## Direction
Find the string "vkaxuckM" in the data, then copy every line where it is found.

[Dataset records]
*-*-*
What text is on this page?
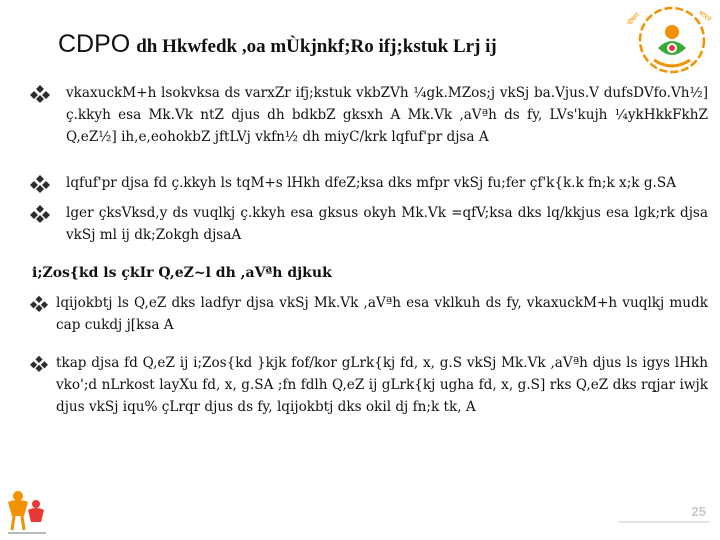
CDPO dh Hkwfedk ,oa mÙkjnkf;Ro ifj;kstuk Lrj ij
पोषण	भारत
vkaxuckM+h lsokvksa ds varxZr ifj;kstuk vkbZVh ¼gk.MZos;j vkSj ba.Vjus.V dufsDVfo.Vh½] ç.kkyh esa Mk.Vk ntZ djus dh bdkbZ gksxh A Mk.Vk ,aVªh ds fy, LVs'kujh ¼ykHkkFkhZ Q,eZ½] ih,e,eohokbZ jftLVj vkfn½ dh miyC/krk lqfuf'pr djsa A
lqfuf'pr djsa fd ç.kkyh ls tqM+s lHkh dfeZ;ksa dks mfpr vkSj fu;fer çf'k{k.k fn;k x;k g.SA
lger çksVksd,y ds vuqlkj ç.kkyh esa gksus okyh Mk.Vk =qfV;ksa dks lq/kkjus esa lgk;rk djsa vkSj ml ij dk;Zokgh djsaA
i;Zos{kd ls çkIr Q,eZ~l dh ,aVªh djkuk
lqijokbtj ls Q,eZ dks ladfyr djsa vkSj Mk.Vk ,aVªh esa vklkuh ds fy, vkaxuckM+h vuqlkj mudk cap cukdj j[ksa A
tkap djsa fd Q,eZ ij i;Zos{kd }kjk fof/kor gLrk{kj fd, x, g.S vkSj Mk.Vk ,aVªh djus ls igys lHkh vko';d nLrkost layXu fd, x, g.SA ;fn fdlh Q,eZ ij gLrk{kj ugha fd, x, g.S] rks Q,eZ dks rqjar iwjk djus vkSj iqu% çLrqr djus ds fy, lqijokbtj dks okil dj fn;k tk, A
25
*-*-*
## Output for this exercise
vkaxuckM+h lsokvksa ds varxZr ifj;kstuk vkbZVh ¼gk.MZos;j vkSj ba.Vjus.V dufsDVfo.Vh½] ç.kkyh esa Mk.Vk ntZ djus dh bdkbZ gksxh A Mk.Vk ,aVªh ds fy, LVs'kujh ¼ykHkkFkhZ Q,eZ½] ih,e,eohokbZ jftLVj vkfn½ dh miyC/krk lqfuf'pr djsa A
lqijokbtj ls Q,eZ dks ladfyr djsa vkSj Mk.Vk ,aVªh esa vklkuh ds fy, vkaxuckM+h vuqlkj mudk cap cukdj j[ksa A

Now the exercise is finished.